*TASK DIRECTIONS*
Please repeat all of the listing exactly.

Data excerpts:
━━━━━━━━

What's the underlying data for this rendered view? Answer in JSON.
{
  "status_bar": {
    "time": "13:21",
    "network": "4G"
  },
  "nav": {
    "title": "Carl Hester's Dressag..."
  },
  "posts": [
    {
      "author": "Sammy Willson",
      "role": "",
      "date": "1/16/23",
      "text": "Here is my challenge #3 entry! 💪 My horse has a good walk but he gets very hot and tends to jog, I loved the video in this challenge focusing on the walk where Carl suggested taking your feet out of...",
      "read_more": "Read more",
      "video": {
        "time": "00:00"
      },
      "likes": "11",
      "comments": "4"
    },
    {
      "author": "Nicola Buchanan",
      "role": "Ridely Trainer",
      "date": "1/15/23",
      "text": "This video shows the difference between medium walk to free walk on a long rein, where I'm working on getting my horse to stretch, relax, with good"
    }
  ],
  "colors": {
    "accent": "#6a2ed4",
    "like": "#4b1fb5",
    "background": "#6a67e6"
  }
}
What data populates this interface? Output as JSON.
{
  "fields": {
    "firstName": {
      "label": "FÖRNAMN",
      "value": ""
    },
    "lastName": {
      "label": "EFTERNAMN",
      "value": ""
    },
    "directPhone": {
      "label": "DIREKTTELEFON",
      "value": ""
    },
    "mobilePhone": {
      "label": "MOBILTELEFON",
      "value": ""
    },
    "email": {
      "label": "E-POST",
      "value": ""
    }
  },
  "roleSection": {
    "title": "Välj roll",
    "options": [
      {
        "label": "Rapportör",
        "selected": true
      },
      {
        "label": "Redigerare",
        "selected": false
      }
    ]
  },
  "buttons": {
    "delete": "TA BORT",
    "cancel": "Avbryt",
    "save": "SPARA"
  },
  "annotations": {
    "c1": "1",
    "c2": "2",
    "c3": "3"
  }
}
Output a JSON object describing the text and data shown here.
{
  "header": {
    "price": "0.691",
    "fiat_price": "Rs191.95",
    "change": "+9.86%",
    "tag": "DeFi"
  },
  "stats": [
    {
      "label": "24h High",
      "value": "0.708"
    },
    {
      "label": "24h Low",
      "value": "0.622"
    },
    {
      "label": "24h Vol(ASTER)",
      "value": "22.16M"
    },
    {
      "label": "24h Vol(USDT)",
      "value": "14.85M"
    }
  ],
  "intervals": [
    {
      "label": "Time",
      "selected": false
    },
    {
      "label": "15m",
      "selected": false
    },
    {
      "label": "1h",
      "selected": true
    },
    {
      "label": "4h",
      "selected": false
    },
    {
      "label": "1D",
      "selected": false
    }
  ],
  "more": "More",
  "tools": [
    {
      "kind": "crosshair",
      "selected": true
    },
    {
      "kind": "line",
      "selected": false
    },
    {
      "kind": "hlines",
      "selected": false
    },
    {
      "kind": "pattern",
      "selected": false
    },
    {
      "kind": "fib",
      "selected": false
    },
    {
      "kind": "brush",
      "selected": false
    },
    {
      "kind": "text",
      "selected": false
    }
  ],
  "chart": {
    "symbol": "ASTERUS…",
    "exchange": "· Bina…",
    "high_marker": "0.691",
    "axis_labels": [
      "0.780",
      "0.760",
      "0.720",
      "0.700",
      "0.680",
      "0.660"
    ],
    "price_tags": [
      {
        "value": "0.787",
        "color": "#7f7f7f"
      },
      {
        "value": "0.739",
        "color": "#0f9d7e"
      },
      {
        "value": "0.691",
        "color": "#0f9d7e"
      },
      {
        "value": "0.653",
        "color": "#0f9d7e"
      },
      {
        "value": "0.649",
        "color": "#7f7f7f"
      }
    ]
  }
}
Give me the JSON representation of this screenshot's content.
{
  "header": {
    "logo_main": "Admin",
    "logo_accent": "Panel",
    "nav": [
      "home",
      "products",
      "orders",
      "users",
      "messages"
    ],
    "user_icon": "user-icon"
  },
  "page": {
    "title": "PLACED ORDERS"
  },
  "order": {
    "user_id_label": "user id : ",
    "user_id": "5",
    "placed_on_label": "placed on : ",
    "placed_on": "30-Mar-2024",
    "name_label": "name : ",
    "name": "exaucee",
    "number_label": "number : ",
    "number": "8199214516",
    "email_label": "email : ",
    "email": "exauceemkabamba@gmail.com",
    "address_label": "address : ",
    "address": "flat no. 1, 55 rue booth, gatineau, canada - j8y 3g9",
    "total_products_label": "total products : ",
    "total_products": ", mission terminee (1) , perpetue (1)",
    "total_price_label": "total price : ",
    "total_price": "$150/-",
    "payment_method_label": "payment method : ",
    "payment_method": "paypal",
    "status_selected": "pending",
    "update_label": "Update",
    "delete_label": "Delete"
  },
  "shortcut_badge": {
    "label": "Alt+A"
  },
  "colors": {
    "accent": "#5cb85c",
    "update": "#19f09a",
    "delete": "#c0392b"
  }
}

━━━━━━━━

*WRITTEN ANSWER*
What's the underlying data for this rendered view? Answer in JSON.
{
  "status_bar": {
    "time": "13:21",
    "network": "4G"
  },
  "nav": {
    "title": "Carl Hester's Dressag..."
  },
  "posts": [
    {
      "author": "Sammy Willson",
      "role": "",
      "date": "1/16/23",
      "text": "Here is my challenge #3 entry! 💪 My horse has a good walk but he gets very hot and tends to jog, I loved the video in this challenge focusing on the walk where Carl suggested taking your feet out of...",
      "read_more": "Read more",
      "video": {
        "time": "00:00"
      },
      "likes": "11",
      "comments": "4"
    },
    {
      "author": "Nicola Buchanan",
      "role": "Ridely Trainer",
      "date": "1/15/23",
      "text": "This video shows the difference between medium walk to free walk on a long rein, where I'm working on getting my horse to stretch, relax, with good"
    }
  ],
  "colors": {
    "accent": "#6a2ed4",
    "like": "#4b1fb5",
    "background": "#6a67e6"
  }
}
What data populates this interface? Output as JSON.
{
  "fields": {
    "firstName": {
      "label": "FÖRNAMN",
      "value": ""
    },
    "lastName": {
      "label": "EFTERNAMN",
      "value": ""
    },
    "directPhone": {
      "label": "DIREKTTELEFON",
      "value": ""
    },
    "mobilePhone": {
      "label": "MOBILTELEFON",
      "value": ""
    },
    "email": {
      "label": "E-POST",
      "value": ""
    }
  },
  "roleSection": {
    "title": "Välj roll",
    "options": [
      {
        "label": "Rapportör",
        "selected": true
      },
      {
        "label": "Redigerare",
        "selected": false
      }
    ]
  },
  "buttons": {
    "delete": "TA BORT",
    "cancel": "Avbryt",
    "save": "SPARA"
  },
  "annotations": {
    "c1": "1",
    "c2": "2",
    "c3": "3"
  }
}
Output a JSON object describing the text and data shown here.
{
  "header": {
    "price": "0.691",
    "fiat_price": "Rs191.95",
    "change": "+9.86%",
    "tag": "DeFi"
  },
  "stats": [
    {
      "label": "24h High",
      "value": "0.708"
    },
    {
      "label": "24h Low",
      "value": "0.622"
    },
    {
      "label": "24h Vol(ASTER)",
      "value": "22.16M"
    },
    {
      "label": "24h Vol(USDT)",
      "value": "14.85M"
    }
  ],
  "intervals": [
    {
      "label": "Time",
      "selected": false
    },
    {
      "label": "15m",
      "selected": false
    },
    {
      "label": "1h",
      "selected": true
    },
    {
      "label": "4h",
      "selected": false
    },
    {
      "label": "1D",
      "selected": false
    }
  ],
  "more": "More",
  "tools": [
    {
      "kind": "crosshair",
      "selected": true
    },
    {
      "kind": "line",
      "selected": false
    },
    {
      "kind": "hlines",
      "selected": false
    },
    {
      "kind": "pattern",
      "selected": false
    },
    {
      "kind": "fib",
      "selected": false
    },
    {
      "kind": "brush",
      "selected": false
    },
    {
      "kind": "text",
      "selected": false
    }
  ],
  "chart": {
    "symbol": "ASTERUS…",
    "exchange": "· Bina…",
    "high_marker": "0.691",
    "axis_labels": [
      "0.780",
      "0.760",
      "0.720",
      "0.700",
      "0.680",
      "0.660"
    ],
    "price_tags": [
      {
        "value": "0.787",
        "color": "#7f7f7f"
      },
      {
        "value": "0.739",
        "color": "#0f9d7e"
      },
      {
        "value": "0.691",
        "color": "#0f9d7e"
      },
      {
        "value": "0.653",
        "color": "#0f9d7e"
      },
      {
        "value": "0.649",
        "color": "#7f7f7f"
      }
    ]
  }
}
Give me the JSON representation of this screenshot's content.
{
  "header": {
    "logo_main": "Admin",
    "logo_accent": "Panel",
    "nav": [
      "home",
      "products",
      "orders",
      "users",
      "messages"
    ],
    "user_icon": "user-icon"
  },
  "page": {
    "title": "PLACED ORDERS"
  },
  "order": {
    "user_id_label": "user id : ",
    "user_id": "5",
    "placed_on_label": "placed on : ",
    "placed_on": "30-Mar-2024",
    "name_label": "name : ",
    "name": "exaucee",
    "number_label": "number : ",
    "number": "8199214516",
    "email_label": "email : ",
    "email": "exauceemkabamba@gmail.com",
    "address_label": "address : ",
    "address": "flat no. 1, 55 rue booth, gatineau, canada - j8y 3g9",
    "total_products_label": "total products : ",
    "total_products": ", mission terminee (1) , perpetue (1)",
    "total_price_label": "total price : ",
    "total_price": "$150/-",
    "payment_method_label": "payment method : ",
    "payment_method": "paypal",
    "status_selected": "pending",
    "update_label": "Update",
    "delete_label": "Delete"
  },
  "shortcut_badge": {
    "label": "Alt+A"
  },
  "colors": {
    "accent": "#5cb85c",
    "update": "#19f09a",
    "delete": "#c0392b"
  }
}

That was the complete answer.